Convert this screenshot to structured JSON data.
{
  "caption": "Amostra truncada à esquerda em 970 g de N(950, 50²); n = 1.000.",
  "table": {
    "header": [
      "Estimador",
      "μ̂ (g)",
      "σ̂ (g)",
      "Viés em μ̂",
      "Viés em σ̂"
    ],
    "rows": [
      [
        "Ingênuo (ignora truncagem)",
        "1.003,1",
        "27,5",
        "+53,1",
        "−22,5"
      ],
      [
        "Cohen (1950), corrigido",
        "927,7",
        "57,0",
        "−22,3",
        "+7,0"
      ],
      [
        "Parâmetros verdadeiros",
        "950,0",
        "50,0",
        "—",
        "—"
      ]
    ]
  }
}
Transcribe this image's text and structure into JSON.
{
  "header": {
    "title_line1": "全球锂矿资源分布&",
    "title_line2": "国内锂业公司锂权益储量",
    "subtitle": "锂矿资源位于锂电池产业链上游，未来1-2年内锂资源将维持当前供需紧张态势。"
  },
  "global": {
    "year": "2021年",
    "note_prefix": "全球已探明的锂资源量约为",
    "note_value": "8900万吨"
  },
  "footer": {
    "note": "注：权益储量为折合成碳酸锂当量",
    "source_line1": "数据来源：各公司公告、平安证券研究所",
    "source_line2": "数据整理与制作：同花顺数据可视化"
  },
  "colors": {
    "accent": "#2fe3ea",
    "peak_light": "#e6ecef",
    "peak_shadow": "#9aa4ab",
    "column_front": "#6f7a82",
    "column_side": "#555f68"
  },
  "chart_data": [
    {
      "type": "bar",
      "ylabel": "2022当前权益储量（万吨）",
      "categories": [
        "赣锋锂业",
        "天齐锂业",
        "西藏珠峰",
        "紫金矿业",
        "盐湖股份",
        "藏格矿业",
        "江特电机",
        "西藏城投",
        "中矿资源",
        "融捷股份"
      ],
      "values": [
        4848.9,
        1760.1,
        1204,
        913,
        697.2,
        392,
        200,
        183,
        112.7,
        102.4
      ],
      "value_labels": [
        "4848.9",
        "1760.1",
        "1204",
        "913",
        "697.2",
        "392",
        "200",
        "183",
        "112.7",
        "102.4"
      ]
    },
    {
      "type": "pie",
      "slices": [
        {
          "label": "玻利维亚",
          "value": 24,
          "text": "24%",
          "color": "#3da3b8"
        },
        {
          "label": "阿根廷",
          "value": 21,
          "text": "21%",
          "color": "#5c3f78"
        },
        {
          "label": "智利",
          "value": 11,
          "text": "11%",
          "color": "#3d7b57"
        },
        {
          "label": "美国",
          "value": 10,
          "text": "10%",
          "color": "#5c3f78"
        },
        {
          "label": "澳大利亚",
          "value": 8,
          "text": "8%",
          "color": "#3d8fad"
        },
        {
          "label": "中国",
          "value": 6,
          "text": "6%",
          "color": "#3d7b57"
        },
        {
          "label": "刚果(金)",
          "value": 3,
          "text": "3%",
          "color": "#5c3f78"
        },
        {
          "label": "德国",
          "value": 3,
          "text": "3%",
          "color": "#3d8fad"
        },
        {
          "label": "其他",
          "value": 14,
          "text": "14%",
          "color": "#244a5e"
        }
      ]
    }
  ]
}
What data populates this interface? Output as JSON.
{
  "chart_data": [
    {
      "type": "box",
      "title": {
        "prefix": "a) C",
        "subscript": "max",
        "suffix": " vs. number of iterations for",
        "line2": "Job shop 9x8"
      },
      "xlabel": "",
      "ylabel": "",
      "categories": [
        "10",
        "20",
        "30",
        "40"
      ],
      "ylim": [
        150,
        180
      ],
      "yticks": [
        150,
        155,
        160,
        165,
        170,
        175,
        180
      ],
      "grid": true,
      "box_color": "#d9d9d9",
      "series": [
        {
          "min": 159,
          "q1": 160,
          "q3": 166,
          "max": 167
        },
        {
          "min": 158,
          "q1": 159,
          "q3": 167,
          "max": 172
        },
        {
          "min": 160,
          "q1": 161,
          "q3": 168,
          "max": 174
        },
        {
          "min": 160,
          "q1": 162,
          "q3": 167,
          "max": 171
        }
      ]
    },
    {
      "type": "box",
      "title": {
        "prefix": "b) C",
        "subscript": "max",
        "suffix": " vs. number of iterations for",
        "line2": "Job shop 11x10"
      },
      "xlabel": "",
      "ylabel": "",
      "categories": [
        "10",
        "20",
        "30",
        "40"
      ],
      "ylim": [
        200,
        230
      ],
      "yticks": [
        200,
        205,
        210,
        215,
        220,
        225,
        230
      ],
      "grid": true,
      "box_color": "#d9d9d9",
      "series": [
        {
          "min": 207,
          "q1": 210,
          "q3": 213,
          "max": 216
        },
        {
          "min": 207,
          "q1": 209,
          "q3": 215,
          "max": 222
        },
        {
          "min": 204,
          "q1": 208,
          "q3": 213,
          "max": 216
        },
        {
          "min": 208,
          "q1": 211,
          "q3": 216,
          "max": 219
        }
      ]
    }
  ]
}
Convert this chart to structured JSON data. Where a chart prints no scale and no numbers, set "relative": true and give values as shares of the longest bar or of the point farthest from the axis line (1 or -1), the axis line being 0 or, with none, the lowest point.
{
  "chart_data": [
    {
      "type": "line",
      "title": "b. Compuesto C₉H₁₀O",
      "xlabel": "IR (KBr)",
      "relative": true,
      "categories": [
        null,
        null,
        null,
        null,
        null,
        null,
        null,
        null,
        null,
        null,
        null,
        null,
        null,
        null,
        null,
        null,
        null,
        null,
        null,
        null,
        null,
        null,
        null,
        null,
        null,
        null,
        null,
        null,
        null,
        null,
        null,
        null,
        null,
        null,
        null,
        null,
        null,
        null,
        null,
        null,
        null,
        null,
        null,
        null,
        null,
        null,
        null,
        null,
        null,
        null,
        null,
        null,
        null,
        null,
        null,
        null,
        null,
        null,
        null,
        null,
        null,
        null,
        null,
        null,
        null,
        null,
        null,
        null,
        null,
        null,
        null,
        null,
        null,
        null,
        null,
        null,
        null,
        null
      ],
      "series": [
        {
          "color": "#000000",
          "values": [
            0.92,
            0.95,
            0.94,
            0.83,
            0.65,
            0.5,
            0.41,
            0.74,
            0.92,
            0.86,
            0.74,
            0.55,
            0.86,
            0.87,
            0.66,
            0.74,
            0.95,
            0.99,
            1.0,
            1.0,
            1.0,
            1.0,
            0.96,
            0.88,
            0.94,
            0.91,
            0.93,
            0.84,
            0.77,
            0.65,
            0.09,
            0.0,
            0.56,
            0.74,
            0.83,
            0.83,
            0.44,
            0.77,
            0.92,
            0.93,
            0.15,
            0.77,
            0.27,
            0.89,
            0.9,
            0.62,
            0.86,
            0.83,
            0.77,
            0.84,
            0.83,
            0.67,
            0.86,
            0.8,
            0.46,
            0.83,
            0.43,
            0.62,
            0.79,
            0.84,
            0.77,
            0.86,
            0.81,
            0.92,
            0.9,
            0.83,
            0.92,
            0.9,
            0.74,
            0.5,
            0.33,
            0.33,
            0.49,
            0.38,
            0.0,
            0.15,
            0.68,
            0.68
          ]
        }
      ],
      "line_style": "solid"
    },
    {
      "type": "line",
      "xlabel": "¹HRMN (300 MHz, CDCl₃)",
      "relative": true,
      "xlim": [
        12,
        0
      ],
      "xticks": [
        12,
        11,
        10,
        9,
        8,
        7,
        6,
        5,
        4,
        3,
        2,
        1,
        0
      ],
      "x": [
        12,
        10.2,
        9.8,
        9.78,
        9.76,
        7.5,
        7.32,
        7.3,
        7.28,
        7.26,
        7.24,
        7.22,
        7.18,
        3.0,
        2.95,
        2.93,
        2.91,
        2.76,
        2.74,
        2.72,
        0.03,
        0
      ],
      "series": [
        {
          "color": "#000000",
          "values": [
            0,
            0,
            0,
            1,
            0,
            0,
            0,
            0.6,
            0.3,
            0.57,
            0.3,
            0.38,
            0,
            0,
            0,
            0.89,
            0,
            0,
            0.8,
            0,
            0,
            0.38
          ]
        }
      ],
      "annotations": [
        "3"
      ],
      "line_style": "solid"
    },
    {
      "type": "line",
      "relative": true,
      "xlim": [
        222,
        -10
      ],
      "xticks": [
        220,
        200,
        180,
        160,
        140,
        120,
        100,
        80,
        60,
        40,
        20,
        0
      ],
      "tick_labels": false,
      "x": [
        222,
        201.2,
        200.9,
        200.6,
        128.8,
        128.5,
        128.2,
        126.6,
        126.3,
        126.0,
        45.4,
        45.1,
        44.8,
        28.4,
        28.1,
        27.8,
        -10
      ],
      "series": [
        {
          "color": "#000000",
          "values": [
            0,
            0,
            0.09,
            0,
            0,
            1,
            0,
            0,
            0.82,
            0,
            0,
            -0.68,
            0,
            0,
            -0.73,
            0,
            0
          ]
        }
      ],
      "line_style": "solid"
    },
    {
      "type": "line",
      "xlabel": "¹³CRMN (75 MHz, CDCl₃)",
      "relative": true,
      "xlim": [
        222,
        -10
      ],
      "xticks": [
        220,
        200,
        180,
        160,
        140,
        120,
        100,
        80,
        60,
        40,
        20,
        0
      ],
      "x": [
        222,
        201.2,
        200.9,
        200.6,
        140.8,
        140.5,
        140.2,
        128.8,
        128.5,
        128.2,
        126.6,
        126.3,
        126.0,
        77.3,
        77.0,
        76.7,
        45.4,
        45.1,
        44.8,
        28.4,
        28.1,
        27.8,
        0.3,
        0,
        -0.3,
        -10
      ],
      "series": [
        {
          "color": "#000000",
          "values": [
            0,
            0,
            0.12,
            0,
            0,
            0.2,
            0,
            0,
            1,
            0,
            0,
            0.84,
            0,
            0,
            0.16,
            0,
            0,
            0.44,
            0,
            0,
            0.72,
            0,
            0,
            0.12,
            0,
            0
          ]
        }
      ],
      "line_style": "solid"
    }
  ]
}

## OBJECTIVE
Find the word "xlabel" in the entries above and gather every line that holds it.

## CORRECT OUTPUT
      "xlabel": "",
      "xlabel": "",
      "xlabel": "IR (KBr)",
      "xlabel": "¹HRMN (300 MHz, CDCl₃)",
      "xlabel": "¹³CRMN (75 MHz, CDCl₃)",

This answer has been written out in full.